• [PROMPT 1]:
Reproduce the Calvin Fish interview word for word, starting at "How has the" and continuing down to "with the series.".
• [PROMPT 2]:
In the records, take the lines from the one containing "equity-y-tick-label: 30000 <box>9" down to the one containing "legend-label: Selected <box>78", including both. Give only those lines again, with "random-path" changed to "sample-path" throughout and everything else left as it is.

─── EXTRACTED TEXT ───

IMSA Spotlight: Calvin Fish
FOX Sports Analyist
How has it been adjusting to calling the race in the studio?
“It’s early days. Sebring was our first studio-based broadcast but I believe our group were pretty happy with how things went. Our team at FOX did a great job setting up the studio and organizing good timing and scoring data feeds etc.
“We have called races this way in the past, like Le Mans in recent years, so we had a good idea of what to expect. We will make a few tweaks moving forward but we have a comfortable studio/home for the year.
“The main compromise for Greg (Creamer) and I moving forward, is not having our feet in the paddock on the race weekend. It means we have to adjust and use other resources/tools to stay in touch with the teams and drivers but everyone is being accommodating with that.
“The networking and getting the inside details make a difference to the story we bring to the fans, so we need to maintain that.
“The positives are the efficiency of us being studio-based, frees up some resources for helicopter aerial shots and higher quality feature pieces which I believe really enhanced the Sebring show.”
How has the chemistry been with Greg Creamer, considering you also work with him in another series?
“I’ve been very fortunate to work in the booth alongside some of the best in the game with first Leigh (Diffey) and the last few years with Bob (Varsha), both great mates and thoroughly enjoyed being partnered with them and I learned a lot.
“With Greg it’s been pretty seamless as we’ve worked together for so many years, from pit lane in the early days to now in the booth. I think the dynamic with Greg is strong as we both get pretty fired up and excited. The chemistry is great, Greg is a very fun guy and a good friend so I look forward to establishing a great partnership for the future with the series.

─── SUPPLIED DATA ───

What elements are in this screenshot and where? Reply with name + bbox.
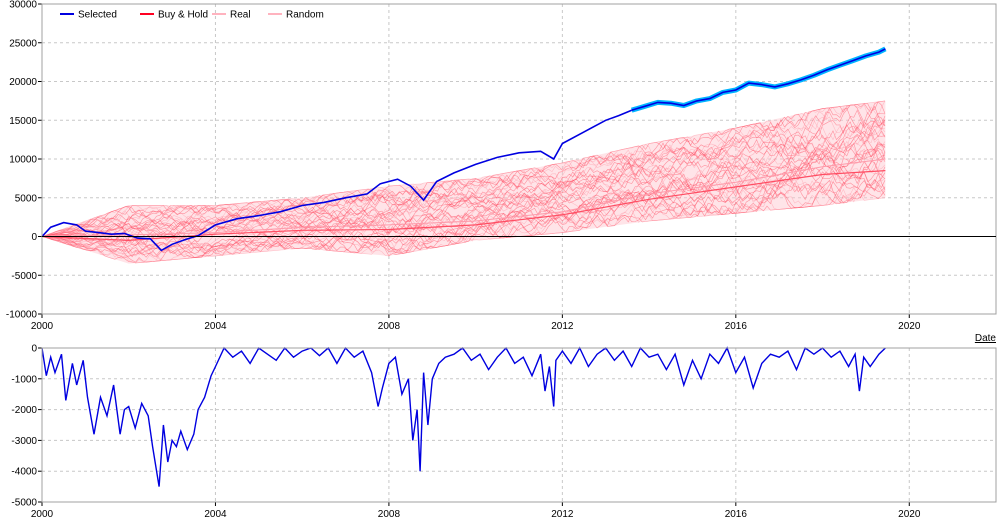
equity-y-tick-label: 30000 <box>9 0 37 11</box>
equity-y-tick-label: 10000 <box>9 155 37 166</box>
random-path <box>41 150 886 254</box>
equity-x-tick-label: 2016 <box>725 321 748 332</box>
buyhold-series-line <box>631 48 886 111</box>
drawdown-x-tick-label: 2012 <box>551 509 574 520</box>
drawdown-x-tick-label: 2004 <box>204 509 227 520</box>
drawdown-series-line <box>41 346 886 487</box>
equity-y-tick-label: 0 <box>31 232 37 243</box>
drawdown-y-tick-label: -2000 <box>11 405 37 416</box>
random-path <box>41 128 886 237</box>
legend-label: Random <box>286 10 324 21</box>
drawdown-series <box>41 346 886 487</box>
tick-labels: 2000 2004 2008 2012 2016 2020-10000-500005000… <box>6 0 997 520</box>
drawdown-x-tick-label: 2020 <box>898 509 921 520</box>
equity-y-tick-label: 25000 <box>9 38 37 49</box>
random-path <box>42 125 886 237</box>
legend: Selected Buy & Hold Real Random <box>60 10 324 21</box>
random-path <box>41 134 886 237</box>
axes <box>38 3 997 506</box>
random-path <box>41 166 886 254</box>
random-path <box>41 162 886 255</box>
drawdown-x-tick-label: 2008 <box>378 509 401 520</box>
random-path <box>41 157 886 258</box>
random-path <box>41 143 886 241</box>
selected-series-line <box>41 109 633 252</box>
random-path <box>41 100 886 237</box>
equity-y-tick-label: 15000 <box>9 116 37 127</box>
random-path <box>41 111 886 237</box>
drawdown-plot-frame <box>41 347 997 503</box>
legend-label: Buy & Hold <box>158 10 208 21</box>
equity-y-tick-label: -10000 <box>6 310 38 321</box>
legend-label: Real <box>230 10 251 21</box>
equity-x-axis-label: Date <box>975 333 997 344</box>
drawdown-y-tick-label: 0 <box>31 344 37 355</box>
drawdown-y-tick-label: -3000 <box>11 436 37 447</box>
equity-y-tick-label: 5000 <box>15 193 38 204</box>
equity-x-tick-label: 2008 <box>378 321 401 332</box>
drawdown-x-tick-label: 2016 <box>725 509 748 520</box>
equity-y-tick-label: -5000 <box>11 271 37 282</box>
equity-y-tick-label: 20000 <box>9 77 37 88</box>
drawdown-y-tick-label: -5000 <box>11 498 37 509</box>
random-path <box>41 122 886 237</box>
legend-label: Selected <box>78 10 117 21</box>
random-path <box>41 100 886 237</box>
drawdown-y-tick-label: -4000 <box>11 467 37 478</box>
equity-x-tick-label: 2012 <box>551 321 574 332</box>
random-path <box>41 123 886 237</box>
equity-x-tick-label: 2004 <box>204 321 227 332</box>
random-path <box>41 112 886 237</box>
drawdown-x-tick-label: 2000 <box>31 509 54 520</box>
equity-x-tick-label: 2020 <box>898 321 921 332</box>
random-path <box>41 127 886 239</box>
drawdown-y-tick-label: -1000 <box>11 374 37 385</box>
random-path <box>42 141 886 241</box>
equity-plot-frame <box>41 3 997 315</box>
equity-x-tick-label: 2000 <box>31 321 54 332</box>
random-path <box>41 115 886 239</box>
random-path <box>41 171 886 259</box>
random-path <box>41 115 886 237</box>
real-series-line <box>41 158 886 237</box>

───

• [FINAL ANSWER 1]:
How has the chemistry been with Greg Creamer, considering you also work with him in another series?
“I’ve been very fortunate to work in the booth alongside some of the best in the game with first Leigh (Diffey) and the last few years with Bob (Varsha), both great mates and thoroughly enjoyed being partnered with them and I learned a lot.
“With Greg it’s been pretty seamless as we’ve worked together for so many years, from pit lane in the early days to now in the booth. I think the dynamic with Greg is strong as we both get pretty fired up and excited. The chemistry is great, Greg is a very fun guy and a good friend so I look forward to establishing a great partnership for the future with the series.

• [FINAL ANSWER 2]:
equity-y-tick-label: 30000 <box>9 0 37 11</box>
equity-y-tick-label: 10000 <box>9 155 37 166</box>
sample-path <box>41 150 886 254</box>
equity-x-tick-label: 2016 <box>725 321 748 332</box>
buyhold-series-line <box>631 48 886 111</box>
drawdown-x-tick-label: 2012 <box>551 509 574 520</box>
drawdown-x-tick-label: 2004 <box>204 509 227 520</box>
drawdown-series-line <box>41 346 886 487</box>
equity-y-tick-label: 0 <box>31 232 37 243</box>
drawdown-y-tick-label: -2000 <box>11 405 37 416</box>
sample-path <box>41 128 886 237</box>
legend-label: Random <box>286 10 324 21</box>
drawdown-series <box>41 346 886 487</box>
tick-labels: 2000 2004 2008 2012 2016 2020-10000-500005000… <box>6 0 997 520</box>
drawdown-x-tick-label: 2020 <box>898 509 921 520</box>
equity-y-tick-label: 25000 <box>9 38 37 49</box>
sample-path <box>42 125 886 237</box>
legend: Selected Buy & Hold Real Random <box>60 10 324 21</box>
sample-path <box>41 134 886 237</box>
axes <box>38 3 997 506</box>
sample-path <box>41 166 886 254</box>
sample-path <box>41 162 886 255</box>
drawdown-x-tick-label: 2008 <box>378 509 401 520</box>
sample-path <box>41 157 886 258</box>
sample-path <box>41 143 886 241</box>
selected-series-line <box>41 109 633 252</box>
sample-path <box>41 100 886 237</box>
equity-y-tick-label: 15000 <box>9 116 37 127</box>
sample-path <box>41 111 886 237</box>
drawdown-plot-frame <box>41 347 997 503</box>
legend-label: Buy & Hold <box>158 10 208 21</box>
equity-y-tick-label: -10000 <box>6 310 38 321</box>
legend-label: Real <box>230 10 251 21</box>
equity-x-axis-label: Date <box>975 333 997 344</box>
drawdown-y-tick-label: 0 <box>31 344 37 355</box>
drawdown-y-tick-label: -3000 <box>11 436 37 447</box>
equity-y-tick-label: 5000 <box>15 193 38 204</box>
equity-x-tick-label: 2008 <box>378 321 401 332</box>
drawdown-x-tick-label: 2016 <box>725 509 748 520</box>
equity-y-tick-label: -5000 <box>11 271 37 282</box>
equity-y-tick-label: 20000 <box>9 77 37 88</box>
drawdown-y-tick-label: -5000 <box>11 498 37 509</box>
sample-path <box>41 122 886 237</box>
legend-label: Selected <box>78 10 117 21</box>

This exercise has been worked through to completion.